Output all of the records exactly as written.

### SOURCE RECORDS
══════════
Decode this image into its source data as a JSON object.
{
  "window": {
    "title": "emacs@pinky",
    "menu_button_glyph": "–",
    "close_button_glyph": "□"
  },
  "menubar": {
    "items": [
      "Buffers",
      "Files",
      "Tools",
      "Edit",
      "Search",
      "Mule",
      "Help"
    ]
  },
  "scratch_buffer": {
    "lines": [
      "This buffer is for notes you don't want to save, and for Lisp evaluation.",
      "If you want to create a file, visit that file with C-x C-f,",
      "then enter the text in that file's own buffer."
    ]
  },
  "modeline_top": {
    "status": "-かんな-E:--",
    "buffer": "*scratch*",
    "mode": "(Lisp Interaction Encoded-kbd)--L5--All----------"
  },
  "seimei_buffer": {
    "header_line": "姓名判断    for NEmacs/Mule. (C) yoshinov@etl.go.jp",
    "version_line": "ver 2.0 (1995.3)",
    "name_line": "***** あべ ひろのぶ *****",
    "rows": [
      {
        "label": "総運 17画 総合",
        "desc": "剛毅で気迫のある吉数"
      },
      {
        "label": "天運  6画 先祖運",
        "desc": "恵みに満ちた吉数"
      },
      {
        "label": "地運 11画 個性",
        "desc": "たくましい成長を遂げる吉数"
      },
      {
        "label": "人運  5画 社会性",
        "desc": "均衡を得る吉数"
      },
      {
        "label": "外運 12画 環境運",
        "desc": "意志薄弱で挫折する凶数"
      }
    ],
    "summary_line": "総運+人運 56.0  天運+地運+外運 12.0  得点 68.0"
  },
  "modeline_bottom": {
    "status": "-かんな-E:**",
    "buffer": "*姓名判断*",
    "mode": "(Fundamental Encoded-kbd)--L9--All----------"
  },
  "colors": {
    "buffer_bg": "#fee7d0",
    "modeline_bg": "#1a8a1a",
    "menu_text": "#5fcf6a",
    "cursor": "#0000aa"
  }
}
══════════
### EXERCISE OUTPUT
Decode this image into its source data as a JSON object.
{
  "window": {
    "title": "emacs@pinky",
    "menu_button_glyph": "–",
    "close_button_glyph": "□"
  },
  "menubar": {
    "items": [
      "Buffers",
      "Files",
      "Tools",
      "Edit",
      "Search",
      "Mule",
      "Help"
    ]
  },
  "scratch_buffer": {
    "lines": [
      "This buffer is for notes you don't want to save, and for Lisp evaluation.",
      "If you want to create a file, visit that file with C-x C-f,",
      "then enter the text in that file's own buffer."
    ]
  },
  "modeline_top": {
    "status": "-かんな-E:--",
    "buffer": "*scratch*",
    "mode": "(Lisp Interaction Encoded-kbd)--L5--All----------"
  },
  "seimei_buffer": {
    "header_line": "姓名判断    for NEmacs/Mule. (C) yoshinov@etl.go.jp",
    "version_line": "ver 2.0 (1995.3)",
    "name_line": "***** あべ ひろのぶ *****",
    "rows": [
      {
        "label": "総運 17画 総合",
        "desc": "剛毅で気迫のある吉数"
      },
      {
        "label": "天運  6画 先祖運",
        "desc": "恵みに満ちた吉数"
      },
      {
        "label": "地運 11画 個性",
        "desc": "たくましい成長を遂げる吉数"
      },
      {
        "label": "人運  5画 社会性",
        "desc": "均衡を得る吉数"
      },
      {
        "label": "外運 12画 環境運",
        "desc": "意志薄弱で挫折する凶数"
      }
    ],
    "summary_line": "総運+人運 56.0  天運+地運+外運 12.0  得点 68.0"
  },
  "modeline_bottom": {
    "status": "-かんな-E:**",
    "buffer": "*姓名判断*",
    "mode": "(Fundamental Encoded-kbd)--L9--All----------"
  },
  "colors": {
    "buffer_bg": "#fee7d0",
    "modeline_bg": "#1a8a1a",
    "menu_text": "#5fcf6a",
    "cursor": "#0000aa"
  }
}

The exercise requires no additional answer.